→ **THE REQUEST**
Please give the entries again in full and exactly, without any picture.
--- Start ENTRIES ---
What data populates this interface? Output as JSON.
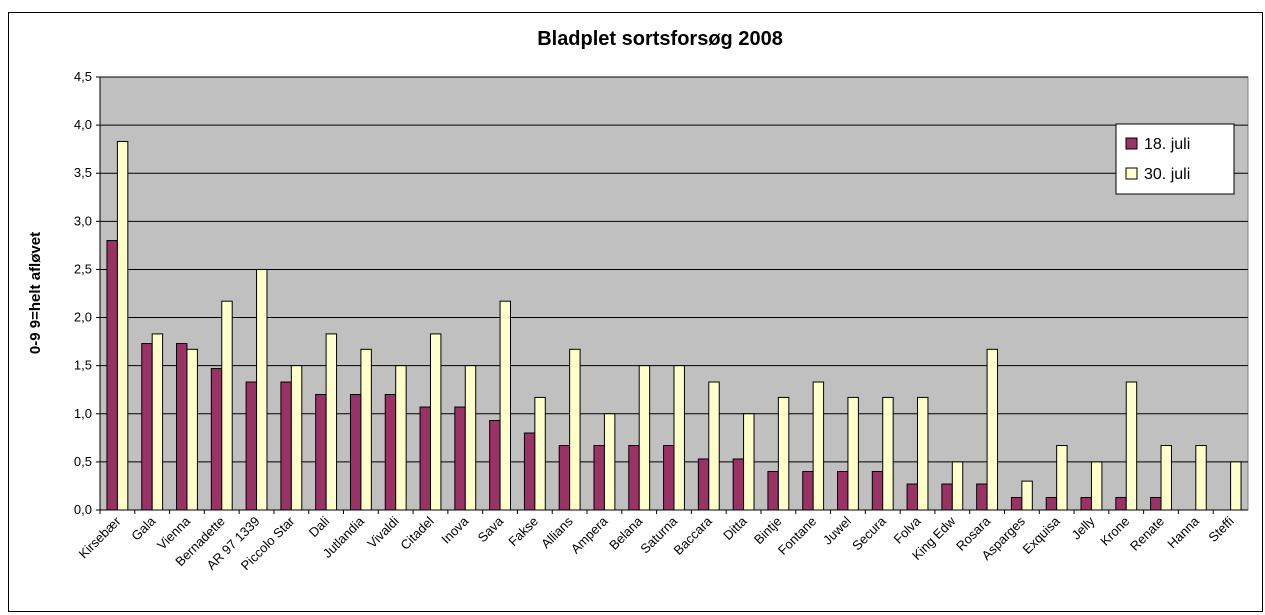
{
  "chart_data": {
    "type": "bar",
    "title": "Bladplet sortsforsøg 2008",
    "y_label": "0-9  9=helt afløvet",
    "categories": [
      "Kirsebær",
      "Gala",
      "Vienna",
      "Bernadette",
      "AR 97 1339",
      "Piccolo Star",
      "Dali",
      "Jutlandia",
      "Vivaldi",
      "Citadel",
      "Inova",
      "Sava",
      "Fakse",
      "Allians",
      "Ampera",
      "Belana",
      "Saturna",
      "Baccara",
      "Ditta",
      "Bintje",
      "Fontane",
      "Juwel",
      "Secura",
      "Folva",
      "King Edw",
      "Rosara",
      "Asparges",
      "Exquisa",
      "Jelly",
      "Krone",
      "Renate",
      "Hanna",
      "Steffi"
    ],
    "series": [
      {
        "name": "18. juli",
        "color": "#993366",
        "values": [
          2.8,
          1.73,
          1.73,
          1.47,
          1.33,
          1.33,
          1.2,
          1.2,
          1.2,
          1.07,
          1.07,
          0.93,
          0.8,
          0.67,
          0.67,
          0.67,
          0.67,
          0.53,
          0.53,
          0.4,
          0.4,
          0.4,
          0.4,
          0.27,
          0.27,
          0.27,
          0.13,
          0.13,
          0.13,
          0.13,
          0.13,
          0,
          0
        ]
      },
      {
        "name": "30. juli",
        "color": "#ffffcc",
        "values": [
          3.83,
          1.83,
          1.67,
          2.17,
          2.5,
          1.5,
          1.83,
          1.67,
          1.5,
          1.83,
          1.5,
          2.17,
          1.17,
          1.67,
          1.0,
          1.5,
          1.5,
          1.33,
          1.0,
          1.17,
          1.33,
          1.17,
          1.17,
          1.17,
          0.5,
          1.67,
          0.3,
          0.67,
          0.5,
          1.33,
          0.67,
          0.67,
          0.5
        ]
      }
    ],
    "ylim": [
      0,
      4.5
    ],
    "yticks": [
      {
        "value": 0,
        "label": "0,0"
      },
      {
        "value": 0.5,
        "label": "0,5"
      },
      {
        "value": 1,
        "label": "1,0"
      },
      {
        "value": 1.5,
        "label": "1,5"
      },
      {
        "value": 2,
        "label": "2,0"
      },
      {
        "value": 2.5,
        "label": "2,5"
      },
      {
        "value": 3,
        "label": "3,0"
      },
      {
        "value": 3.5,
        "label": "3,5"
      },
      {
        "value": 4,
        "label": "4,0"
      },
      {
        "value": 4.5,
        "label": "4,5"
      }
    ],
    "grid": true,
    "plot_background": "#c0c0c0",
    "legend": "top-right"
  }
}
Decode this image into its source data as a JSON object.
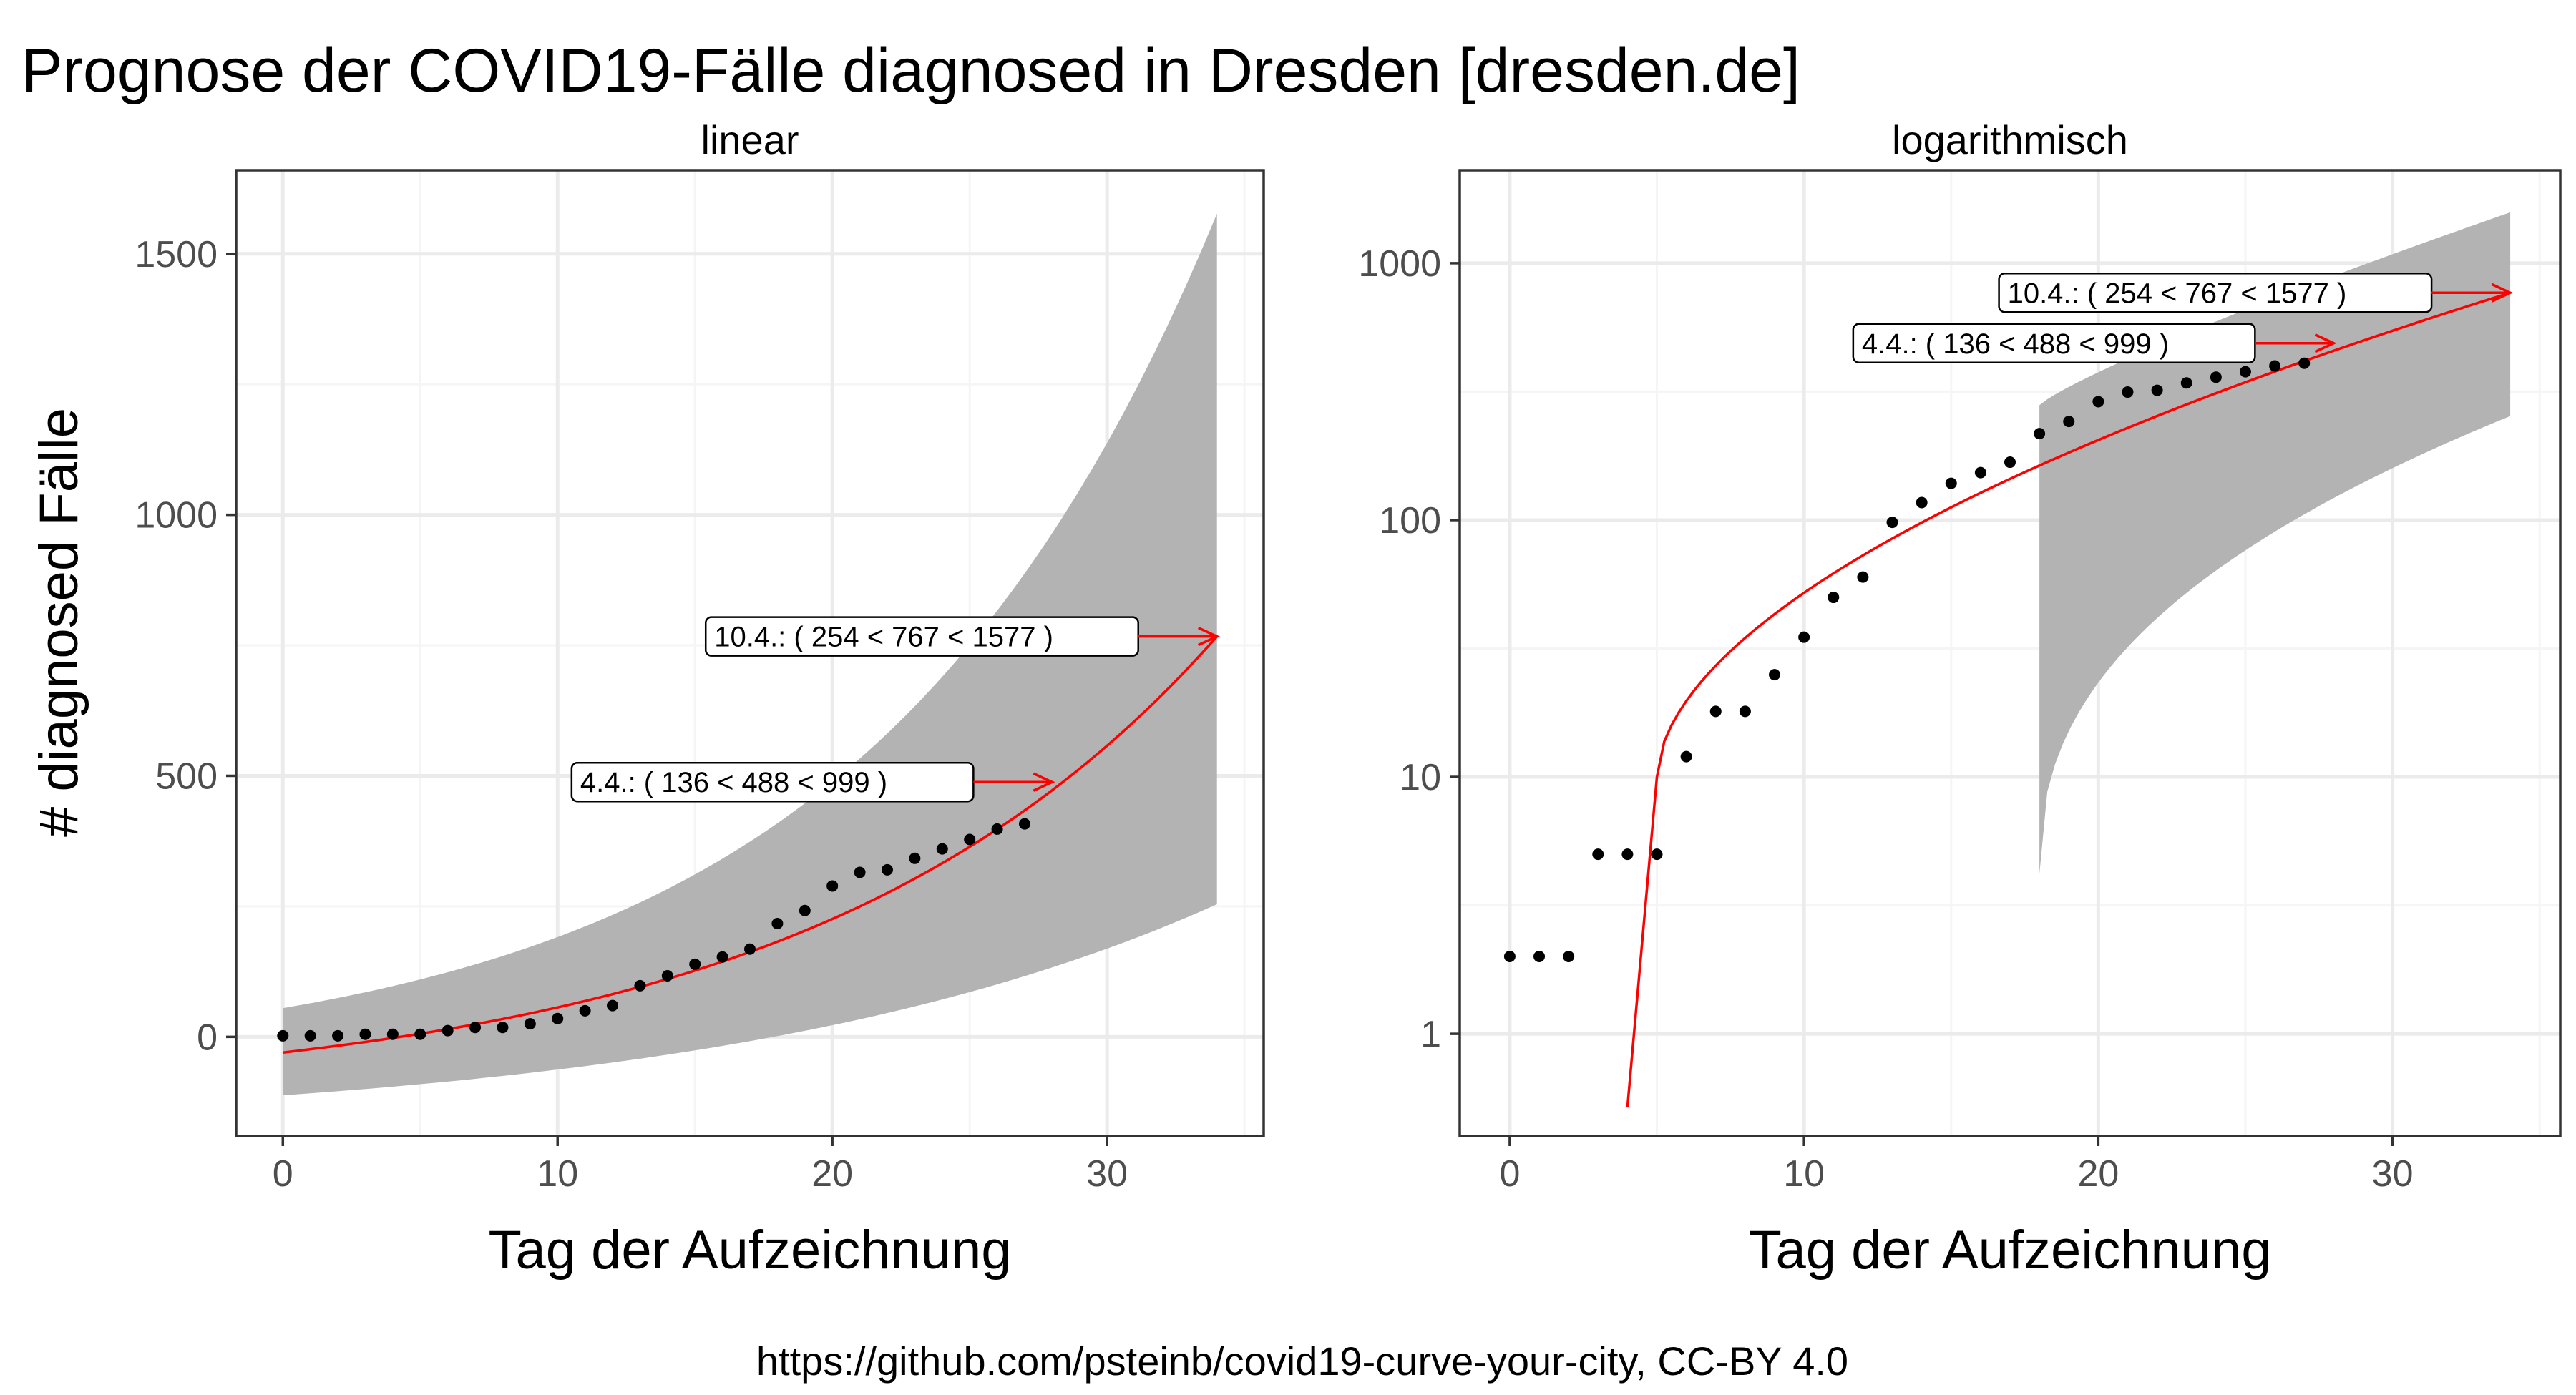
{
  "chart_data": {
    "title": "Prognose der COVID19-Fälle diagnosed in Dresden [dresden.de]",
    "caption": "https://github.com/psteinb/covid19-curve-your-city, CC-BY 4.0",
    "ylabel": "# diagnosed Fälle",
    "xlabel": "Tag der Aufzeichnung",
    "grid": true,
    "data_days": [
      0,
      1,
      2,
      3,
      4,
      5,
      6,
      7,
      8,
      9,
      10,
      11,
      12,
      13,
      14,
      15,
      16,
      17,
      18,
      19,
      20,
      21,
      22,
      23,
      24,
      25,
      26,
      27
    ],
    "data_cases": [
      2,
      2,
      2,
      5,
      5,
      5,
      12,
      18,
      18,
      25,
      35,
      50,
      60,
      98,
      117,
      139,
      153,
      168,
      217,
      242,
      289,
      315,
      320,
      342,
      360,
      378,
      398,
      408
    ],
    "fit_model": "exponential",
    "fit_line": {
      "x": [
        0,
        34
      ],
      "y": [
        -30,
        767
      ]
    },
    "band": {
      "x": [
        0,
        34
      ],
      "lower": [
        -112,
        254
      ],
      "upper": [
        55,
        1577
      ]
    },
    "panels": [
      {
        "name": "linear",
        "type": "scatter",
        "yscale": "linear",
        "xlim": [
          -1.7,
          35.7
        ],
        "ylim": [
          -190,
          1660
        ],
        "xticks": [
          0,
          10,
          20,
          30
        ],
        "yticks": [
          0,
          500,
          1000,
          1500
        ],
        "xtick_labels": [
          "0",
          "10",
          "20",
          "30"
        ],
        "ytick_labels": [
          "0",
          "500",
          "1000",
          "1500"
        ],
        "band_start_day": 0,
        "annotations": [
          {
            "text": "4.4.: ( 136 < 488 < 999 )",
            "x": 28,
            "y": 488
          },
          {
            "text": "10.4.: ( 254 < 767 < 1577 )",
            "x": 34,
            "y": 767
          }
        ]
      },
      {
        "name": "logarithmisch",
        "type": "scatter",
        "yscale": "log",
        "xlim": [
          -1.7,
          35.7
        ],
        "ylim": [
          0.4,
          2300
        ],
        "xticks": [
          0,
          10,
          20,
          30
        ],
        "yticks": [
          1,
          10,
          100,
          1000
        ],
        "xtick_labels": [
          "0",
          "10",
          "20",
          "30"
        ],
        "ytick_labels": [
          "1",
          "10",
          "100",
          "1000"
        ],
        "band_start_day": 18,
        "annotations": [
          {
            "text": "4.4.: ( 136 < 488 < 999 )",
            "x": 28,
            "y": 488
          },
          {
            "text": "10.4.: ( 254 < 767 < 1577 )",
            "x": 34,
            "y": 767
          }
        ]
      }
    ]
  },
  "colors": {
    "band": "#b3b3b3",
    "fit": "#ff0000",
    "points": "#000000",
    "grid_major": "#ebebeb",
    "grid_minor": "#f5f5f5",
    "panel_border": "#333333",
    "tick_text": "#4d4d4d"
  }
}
--- End ENTRIES ---
→ **EXERCISE RESPONSE**
What data populates this interface? Output as JSON.
{
  "chart_data": {
    "type": "bar",
    "title": "Bladplet sortsforsøg 2008",
    "y_label": "0-9  9=helt afløvet",
    "categories": [
      "Kirsebær",
      "Gala",
      "Vienna",
      "Bernadette",
      "AR 97 1339",
      "Piccolo Star",
      "Dali",
      "Jutlandia",
      "Vivaldi",
      "Citadel",
      "Inova",
      "Sava",
      "Fakse",
      "Allians",
      "Ampera",
      "Belana",
      "Saturna",
      "Baccara",
      "Ditta",
      "Bintje",
      "Fontane",
      "Juwel",
      "Secura",
      "Folva",
      "King Edw",
      "Rosara",
      "Asparges",
      "Exquisa",
      "Jelly",
      "Krone",
      "Renate",
      "Hanna",
      "Steffi"
    ],
    "series": [
      {
        "name": "18. juli",
        "color": "#993366",
        "values": [
          2.8,
          1.73,
          1.73,
          1.47,
          1.33,
          1.33,
          1.2,
          1.2,
          1.2,
          1.07,
          1.07,
          0.93,
          0.8,
          0.67,
          0.67,
          0.67,
          0.67,
          0.53,
          0.53,
          0.4,
          0.4,
          0.4,
          0.4,
          0.27,
          0.27,
          0.27,
          0.13,
          0.13,
          0.13,
          0.13,
          0.13,
          0,
          0
        ]
      },
      {
        "name": "30. juli",
        "color": "#ffffcc",
        "values": [
          3.83,
          1.83,
          1.67,
          2.17,
          2.5,
          1.5,
          1.83,
          1.67,
          1.5,
          1.83,
          1.5,
          2.17,
          1.17,
          1.67,
          1.0,
          1.5,
          1.5,
          1.33,
          1.0,
          1.17,
          1.33,
          1.17,
          1.17,
          1.17,
          0.5,
          1.67,
          0.3,
          0.67,
          0.5,
          1.33,
          0.67,
          0.67,
          0.5
        ]
      }
    ],
    "ylim": [
      0,
      4.5
    ],
    "yticks": [
      {
        "value": 0,
        "label": "0,0"
      },
      {
        "value": 0.5,
        "label": "0,5"
      },
      {
        "value": 1,
        "label": "1,0"
      },
      {
        "value": 1.5,
        "label": "1,5"
      },
      {
        "value": 2,
        "label": "2,0"
      },
      {
        "value": 2.5,
        "label": "2,5"
      },
      {
        "value": 3,
        "label": "3,0"
      },
      {
        "value": 3.5,
        "label": "3,5"
      },
      {
        "value": 4,
        "label": "4,0"
      },
      {
        "value": 4.5,
        "label": "4,5"
      }
    ],
    "grid": true,
    "plot_background": "#c0c0c0",
    "legend": "top-right"
  }
}
Decode this image into its source data as a JSON object.
{
  "chart_data": {
    "title": "Prognose der COVID19-Fälle diagnosed in Dresden [dresden.de]",
    "caption": "https://github.com/psteinb/covid19-curve-your-city, CC-BY 4.0",
    "ylabel": "# diagnosed Fälle",
    "xlabel": "Tag der Aufzeichnung",
    "grid": true,
    "data_days": [
      0,
      1,
      2,
      3,
      4,
      5,
      6,
      7,
      8,
      9,
      10,
      11,
      12,
      13,
      14,
      15,
      16,
      17,
      18,
      19,
      20,
      21,
      22,
      23,
      24,
      25,
      26,
      27
    ],
    "data_cases": [
      2,
      2,
      2,
      5,
      5,
      5,
      12,
      18,
      18,
      25,
      35,
      50,
      60,
      98,
      117,
      139,
      153,
      168,
      217,
      242,
      289,
      315,
      320,
      342,
      360,
      378,
      398,
      408
    ],
    "fit_model": "exponential",
    "fit_line": {
      "x": [
        0,
        34
      ],
      "y": [
        -30,
        767
      ]
    },
    "band": {
      "x": [
        0,
        34
      ],
      "lower": [
        -112,
        254
      ],
      "upper": [
        55,
        1577
      ]
    },
    "panels": [
      {
        "name": "linear",
        "type": "scatter",
        "yscale": "linear",
        "xlim": [
          -1.7,
          35.7
        ],
        "ylim": [
          -190,
          1660
        ],
        "xticks": [
          0,
          10,
          20,
          30
        ],
        "yticks": [
          0,
          500,
          1000,
          1500
        ],
        "xtick_labels": [
          "0",
          "10",
          "20",
          "30"
        ],
        "ytick_labels": [
          "0",
          "500",
          "1000",
          "1500"
        ],
        "band_start_day": 0,
        "annotations": [
          {
            "text": "4.4.: ( 136 < 488 < 999 )",
            "x": 28,
            "y": 488
          },
          {
            "text": "10.4.: ( 254 < 767 < 1577 )",
            "x": 34,
            "y": 767
          }
        ]
      },
      {
        "name": "logarithmisch",
        "type": "scatter",
        "yscale": "log",
        "xlim": [
          -1.7,
          35.7
        ],
        "ylim": [
          0.4,
          2300
        ],
        "xticks": [
          0,
          10,
          20,
          30
        ],
        "yticks": [
          1,
          10,
          100,
          1000
        ],
        "xtick_labels": [
          "0",
          "10",
          "20",
          "30"
        ],
        "ytick_labels": [
          "1",
          "10",
          "100",
          "1000"
        ],
        "band_start_day": 18,
        "annotations": [
          {
            "text": "4.4.: ( 136 < 488 < 999 )",
            "x": 28,
            "y": 488
          },
          {
            "text": "10.4.: ( 254 < 767 < 1577 )",
            "x": 34,
            "y": 767
          }
        ]
      }
    ]
  },
  "colors": {
    "band": "#b3b3b3",
    "fit": "#ff0000",
    "points": "#000000",
    "grid_major": "#ebebeb",
    "grid_minor": "#f5f5f5",
    "panel_border": "#333333",
    "tick_text": "#4d4d4d"
  }
}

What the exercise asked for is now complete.